▼

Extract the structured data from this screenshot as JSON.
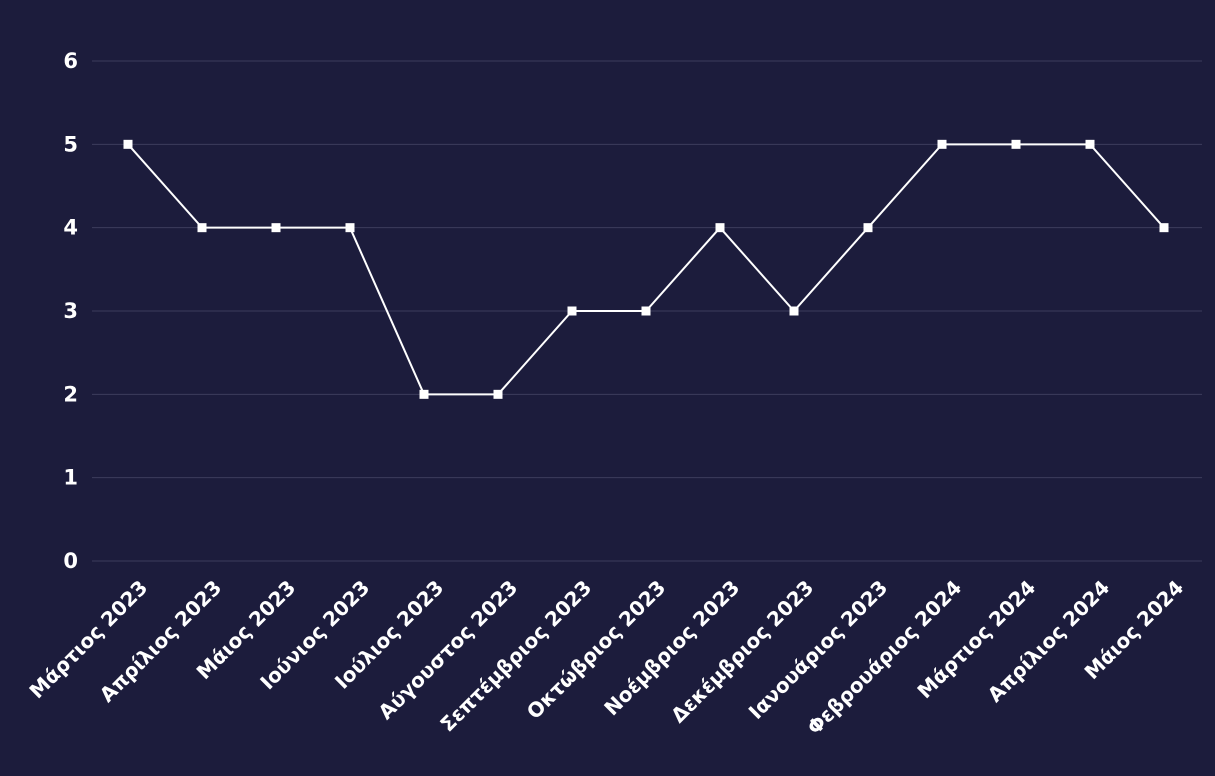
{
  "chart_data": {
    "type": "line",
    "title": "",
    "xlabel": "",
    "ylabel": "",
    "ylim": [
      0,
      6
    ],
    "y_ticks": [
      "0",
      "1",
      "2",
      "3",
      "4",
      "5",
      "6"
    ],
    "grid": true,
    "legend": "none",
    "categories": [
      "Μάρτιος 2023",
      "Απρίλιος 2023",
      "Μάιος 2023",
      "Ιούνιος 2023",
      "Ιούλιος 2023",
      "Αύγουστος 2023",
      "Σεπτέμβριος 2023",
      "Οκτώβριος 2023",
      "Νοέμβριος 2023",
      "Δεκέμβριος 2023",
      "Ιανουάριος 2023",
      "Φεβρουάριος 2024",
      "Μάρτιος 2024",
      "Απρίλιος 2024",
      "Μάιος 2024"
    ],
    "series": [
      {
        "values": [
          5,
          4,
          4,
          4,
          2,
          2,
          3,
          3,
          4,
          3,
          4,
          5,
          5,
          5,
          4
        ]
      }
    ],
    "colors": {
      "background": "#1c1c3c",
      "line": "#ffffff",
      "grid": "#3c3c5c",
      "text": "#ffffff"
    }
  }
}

▲

### Job
All entries are to be retyped exactly. Omit any embedded images.

### Completed task
Extract the structured data from this screenshot as JSON.
{
  "chart_data": {
    "type": "line",
    "title": "",
    "xlabel": "",
    "ylabel": "",
    "ylim": [
      0,
      6
    ],
    "y_ticks": [
      "0",
      "1",
      "2",
      "3",
      "4",
      "5",
      "6"
    ],
    "grid": true,
    "legend": "none",
    "categories": [
      "Μάρτιος 2023",
      "Απρίλιος 2023",
      "Μάιος 2023",
      "Ιούνιος 2023",
      "Ιούλιος 2023",
      "Αύγουστος 2023",
      "Σεπτέμβριος 2023",
      "Οκτώβριος 2023",
      "Νοέμβριος 2023",
      "Δεκέμβριος 2023",
      "Ιανουάριος 2023",
      "Φεβρουάριος 2024",
      "Μάρτιος 2024",
      "Απρίλιος 2024",
      "Μάιος 2024"
    ],
    "series": [
      {
        "values": [
          5,
          4,
          4,
          4,
          2,
          2,
          3,
          3,
          4,
          3,
          4,
          5,
          5,
          5,
          4
        ]
      }
    ],
    "colors": {
      "background": "#1c1c3c",
      "line": "#ffffff",
      "grid": "#3c3c5c",
      "text": "#ffffff"
    }
  }
}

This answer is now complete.